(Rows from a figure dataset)
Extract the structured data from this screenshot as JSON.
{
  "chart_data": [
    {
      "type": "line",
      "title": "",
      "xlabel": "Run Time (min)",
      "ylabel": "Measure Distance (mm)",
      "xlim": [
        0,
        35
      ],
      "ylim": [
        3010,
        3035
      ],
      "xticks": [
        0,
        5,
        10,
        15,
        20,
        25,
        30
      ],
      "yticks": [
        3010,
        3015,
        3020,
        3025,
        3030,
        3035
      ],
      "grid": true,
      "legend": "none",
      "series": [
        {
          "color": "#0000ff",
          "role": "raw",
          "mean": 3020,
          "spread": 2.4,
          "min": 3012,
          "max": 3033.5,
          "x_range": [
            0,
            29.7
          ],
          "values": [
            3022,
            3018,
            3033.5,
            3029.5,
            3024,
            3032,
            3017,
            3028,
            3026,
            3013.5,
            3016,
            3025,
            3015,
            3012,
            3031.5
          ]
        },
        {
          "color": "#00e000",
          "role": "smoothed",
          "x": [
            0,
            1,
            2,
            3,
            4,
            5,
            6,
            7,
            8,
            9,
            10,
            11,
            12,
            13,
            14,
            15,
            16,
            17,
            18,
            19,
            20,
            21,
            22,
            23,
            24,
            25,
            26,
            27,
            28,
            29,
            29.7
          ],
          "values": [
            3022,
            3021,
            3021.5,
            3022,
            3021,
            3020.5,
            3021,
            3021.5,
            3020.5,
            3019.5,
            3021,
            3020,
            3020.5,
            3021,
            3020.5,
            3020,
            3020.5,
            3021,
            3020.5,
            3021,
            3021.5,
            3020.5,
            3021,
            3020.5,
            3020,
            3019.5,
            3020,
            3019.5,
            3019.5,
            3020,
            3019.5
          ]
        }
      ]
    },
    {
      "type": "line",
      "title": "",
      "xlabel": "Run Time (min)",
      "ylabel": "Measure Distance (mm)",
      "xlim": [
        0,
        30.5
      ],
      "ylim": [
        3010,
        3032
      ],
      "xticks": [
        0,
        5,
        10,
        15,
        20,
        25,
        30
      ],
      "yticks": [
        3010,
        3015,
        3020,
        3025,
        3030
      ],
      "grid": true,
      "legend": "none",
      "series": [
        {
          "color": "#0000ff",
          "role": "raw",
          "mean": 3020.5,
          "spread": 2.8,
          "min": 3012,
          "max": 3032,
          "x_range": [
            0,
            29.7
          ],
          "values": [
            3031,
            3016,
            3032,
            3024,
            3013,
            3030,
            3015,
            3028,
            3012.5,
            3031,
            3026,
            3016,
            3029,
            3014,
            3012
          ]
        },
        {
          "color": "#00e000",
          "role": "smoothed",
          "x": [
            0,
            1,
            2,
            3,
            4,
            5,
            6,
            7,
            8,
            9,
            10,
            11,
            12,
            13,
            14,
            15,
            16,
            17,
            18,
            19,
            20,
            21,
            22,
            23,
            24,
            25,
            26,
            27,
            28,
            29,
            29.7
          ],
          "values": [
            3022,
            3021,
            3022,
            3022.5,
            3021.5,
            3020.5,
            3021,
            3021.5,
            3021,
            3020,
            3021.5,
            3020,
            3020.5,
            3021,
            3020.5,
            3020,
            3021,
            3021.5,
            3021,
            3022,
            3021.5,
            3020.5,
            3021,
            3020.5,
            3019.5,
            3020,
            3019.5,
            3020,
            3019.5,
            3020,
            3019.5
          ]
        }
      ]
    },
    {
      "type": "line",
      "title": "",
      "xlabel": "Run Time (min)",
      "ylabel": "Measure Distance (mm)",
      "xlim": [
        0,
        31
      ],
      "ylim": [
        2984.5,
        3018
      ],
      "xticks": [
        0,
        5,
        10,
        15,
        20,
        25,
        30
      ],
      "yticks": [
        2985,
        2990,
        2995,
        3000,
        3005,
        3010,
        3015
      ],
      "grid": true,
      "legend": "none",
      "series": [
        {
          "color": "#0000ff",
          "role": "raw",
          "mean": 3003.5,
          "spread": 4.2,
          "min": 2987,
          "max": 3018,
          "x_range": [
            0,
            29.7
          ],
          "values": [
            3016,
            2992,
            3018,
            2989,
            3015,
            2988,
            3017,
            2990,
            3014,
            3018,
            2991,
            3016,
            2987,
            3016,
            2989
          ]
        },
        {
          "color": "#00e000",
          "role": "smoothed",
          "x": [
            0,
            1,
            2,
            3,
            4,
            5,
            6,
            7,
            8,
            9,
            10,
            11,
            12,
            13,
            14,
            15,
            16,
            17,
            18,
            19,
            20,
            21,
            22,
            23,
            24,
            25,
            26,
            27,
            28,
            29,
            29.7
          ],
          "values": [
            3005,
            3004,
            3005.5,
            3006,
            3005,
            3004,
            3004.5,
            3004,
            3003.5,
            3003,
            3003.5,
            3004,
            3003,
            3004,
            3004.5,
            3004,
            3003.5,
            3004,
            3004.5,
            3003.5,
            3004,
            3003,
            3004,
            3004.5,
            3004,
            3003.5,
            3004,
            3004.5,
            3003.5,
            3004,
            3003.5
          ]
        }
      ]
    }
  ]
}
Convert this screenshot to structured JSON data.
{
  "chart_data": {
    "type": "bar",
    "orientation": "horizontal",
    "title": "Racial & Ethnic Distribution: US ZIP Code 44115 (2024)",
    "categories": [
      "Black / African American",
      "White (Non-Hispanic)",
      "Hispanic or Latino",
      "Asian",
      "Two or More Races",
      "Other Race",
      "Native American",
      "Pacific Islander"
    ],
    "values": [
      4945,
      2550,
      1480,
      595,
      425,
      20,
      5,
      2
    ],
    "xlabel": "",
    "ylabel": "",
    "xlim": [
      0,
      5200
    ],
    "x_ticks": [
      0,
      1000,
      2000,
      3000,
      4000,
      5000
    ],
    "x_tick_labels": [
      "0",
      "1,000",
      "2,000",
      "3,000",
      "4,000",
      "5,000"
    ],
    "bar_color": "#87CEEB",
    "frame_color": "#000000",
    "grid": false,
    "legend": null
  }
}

● Work to do
Set down, word for word, every line from the line that holds "Convert this screenshot" to the end of the entries above, including both ends.

● Answer
Convert this screenshot to structured JSON data.
{
  "chart_data": {
    "type": "bar",
    "orientation": "horizontal",
    "title": "Racial & Ethnic Distribution: US ZIP Code 44115 (2024)",
    "categories": [
      "Black / African American",
      "White (Non-Hispanic)",
      "Hispanic or Latino",
      "Asian",
      "Two or More Races",
      "Other Race",
      "Native American",
      "Pacific Islander"
    ],
    "values": [
      4945,
      2550,
      1480,
      595,
      425,
      20,
      5,
      2
    ],
    "xlabel": "",
    "ylabel": "",
    "xlim": [
      0,
      5200
    ],
    "x_ticks": [
      0,
      1000,
      2000,
      3000,
      4000,
      5000
    ],
    "x_tick_labels": [
      "0",
      "1,000",
      "2,000",
      "3,000",
      "4,000",
      "5,000"
    ],
    "bar_color": "#87CEEB",
    "frame_color": "#000000",
    "grid": false,
    "legend": null
  }
}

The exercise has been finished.